Set task:
Give the data again exactly as written, skipping any pictures.

Dataset items:
══════════════════════════════

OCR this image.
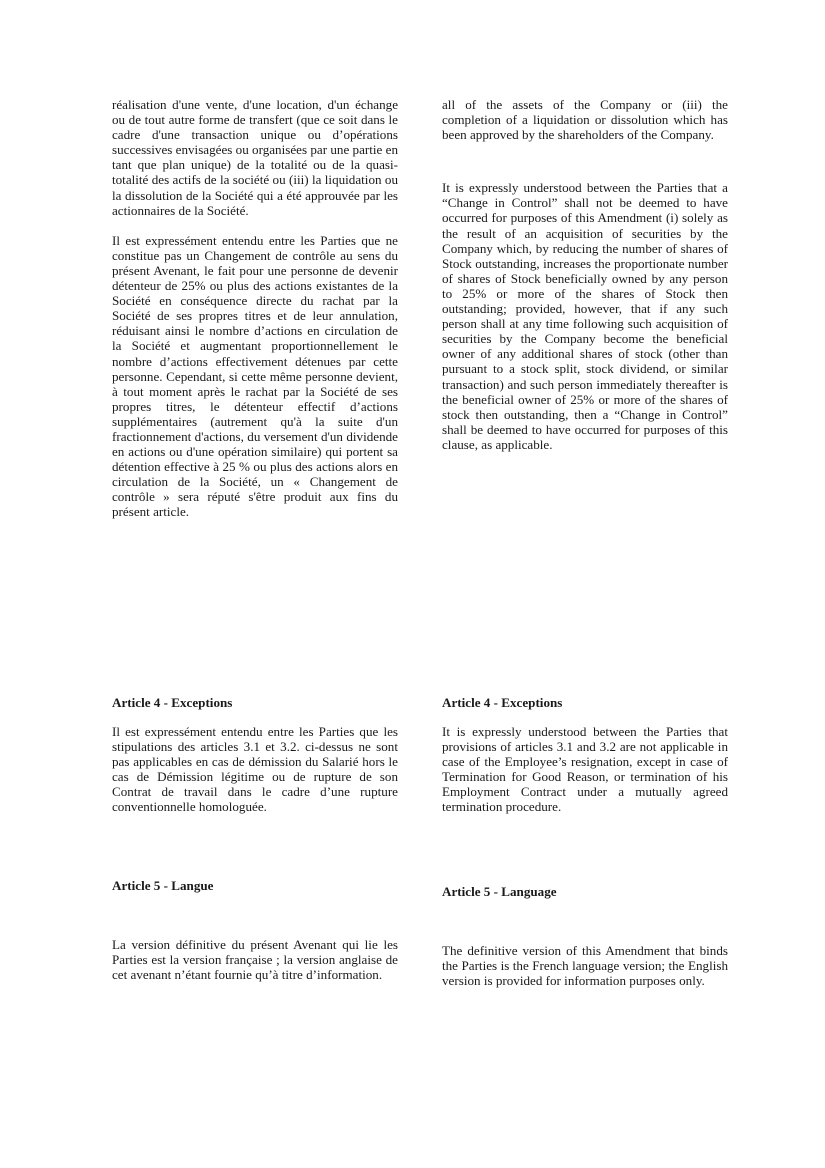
réalisation d'une vente, d'une location, d'un échange ou de tout autre forme de transfert (que ce soit dans le cadre d'une transaction unique ou d’opérations successives envisagées ou organisées par une partie en tant que plan unique) de la totalité ou de la quasi-totalité des actifs de la société ou (iii) la liquidation ou la dissolution de la Société qui a été approuvée par les actionnaires de la Société.

Il est expressément entendu entre les Parties que ne constitue pas un Changement de contrôle au sens du présent Avenant, le fait pour une personne de devenir détenteur de 25% ou plus des actions existantes de la Société en conséquence directe du rachat par la Société de ses propres titres et de leur annulation, réduisant ainsi le nombre d’actions en circulation de la Société et augmentant proportionnellement le nombre d’actions effectivement détenues par cette personne. Cependant, si cette même personne devient, à tout moment après le rachat par la Société de ses propres titres, le détenteur effectif d’actions supplémentaires (autrement qu'à la suite d'un fractionnement d'actions, du versement d'un dividende en actions ou d'une opération similaire) qui portent sa détention effective à 25 % ou plus des actions alors en circulation de la Société, un « Changement de contrôle » sera réputé s'être produit aux fins du présent article.

Article 4 - Exceptions
Il est expressément entendu entre les Parties que les stipulations des articles 3.1 et 3.2. ci-dessus ne sont pas applicables en cas de démission du Salarié hors le cas de Démission légitime ou de rupture de son Contrat de travail dans le cadre d’une rupture conventionnelle homologuée.
Article 5 - Langue
La version définitive du présent Avenant qui lie les Parties est la version française ; la version anglaise de cet avenant n’étant fournie qu’à titre d’information.

all of the assets of the Company or (iii) the completion of a liquidation or dissolution which has been approved by the shareholders of the Company.

It is expressly understood between the Parties that a “Change in Control” shall not be deemed to have occurred for purposes of this Amendment (i) solely as the result of an acquisition of securities by the Company which, by reducing the number of shares of Stock outstanding, increases the proportionate number of shares of Stock beneficially owned by any person to 25% or more of the shares of Stock then outstanding; provided, however, that if any such person shall at any time following such acquisition of securities by the Company become the beneficial owner of any additional shares of stock (other than pursuant to a stock split, stock dividend, or similar transaction) and such person immediately thereafter is the beneficial owner of 25% or more of the shares of stock then outstanding, then a “Change in Control” shall be deemed to have occurred for purposes of this clause, as applicable.

Article 4 - Exceptions
It is expressly understood between the Parties that provisions of articles 3.1 and 3.2 are not applicable in case of the Employee’s resignation, except in case of Termination for Good Reason, or termination of his Employment Contract under a mutually agreed termination procedure.
Article 5 - Language
The definitive version of this Amendment that binds the Parties is the French language version; the English version is provided for information purposes only.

══════════════════════════════

Output below:
OCR this image.
réalisation d'une vente, d'une location, d'un échange ou de tout autre forme de transfert (que ce soit dans le cadre d'une transaction unique ou d’opérations successives envisagées ou organisées par une partie en tant que plan unique) de la totalité ou de la quasi-totalité des actifs de la société ou (iii) la liquidation ou la dissolution de la Société qui a été approuvée par les actionnaires de la Société.

Il est expressément entendu entre les Parties que ne constitue pas un Changement de contrôle au sens du présent Avenant, le fait pour une personne de devenir détenteur de 25% ou plus des actions existantes de la Société en conséquence directe du rachat par la Société de ses propres titres et de leur annulation, réduisant ainsi le nombre d’actions en circulation de la Société et augmentant proportionnellement le nombre d’actions effectivement détenues par cette personne. Cependant, si cette même personne devient, à tout moment après le rachat par la Société de ses propres titres, le détenteur effectif d’actions supplémentaires (autrement qu'à la suite d'un fractionnement d'actions, du versement d'un dividende en actions ou d'une opération similaire) qui portent sa détention effective à 25 % ou plus des actions alors en circulation de la Société, un « Changement de contrôle » sera réputé s'être produit aux fins du présent article.

Article 4 - Exceptions
Il est expressément entendu entre les Parties que les stipulations des articles 3.1 et 3.2. ci-dessus ne sont pas applicables en cas de démission du Salarié hors le cas de Démission légitime ou de rupture de son Contrat de travail dans le cadre d’une rupture conventionnelle homologuée.
Article 5 - Langue
La version définitive du présent Avenant qui lie les Parties est la version française ; la version anglaise de cet avenant n’étant fournie qu’à titre d’information.

all of the assets of the Company or (iii) the completion of a liquidation or dissolution which has been approved by the shareholders of the Company.

It is expressly understood between the Parties that a “Change in Control” shall not be deemed to have occurred for purposes of this Amendment (i) solely as the result of an acquisition of securities by the Company which, by reducing the number of shares of Stock outstanding, increases the proportionate number of shares of Stock beneficially owned by any person to 25% or more of the shares of Stock then outstanding; provided, however, that if any such person shall at any time following such acquisition of securities by the Company become the beneficial owner of any additional shares of stock (other than pursuant to a stock split, stock dividend, or similar transaction) and such person immediately thereafter is the beneficial owner of 25% or more of the shares of stock then outstanding, then a “Change in Control” shall be deemed to have occurred for purposes of this clause, as applicable.

Article 4 - Exceptions
It is expressly understood between the Parties that provisions of articles 3.1 and 3.2 are not applicable in case of the Employee’s resignation, except in case of Termination for Good Reason, or termination of his Employment Contract under a mutually agreed termination procedure.
Article 5 - Language
The definitive version of this Amendment that binds the Parties is the French language version; the English version is provided for information purposes only.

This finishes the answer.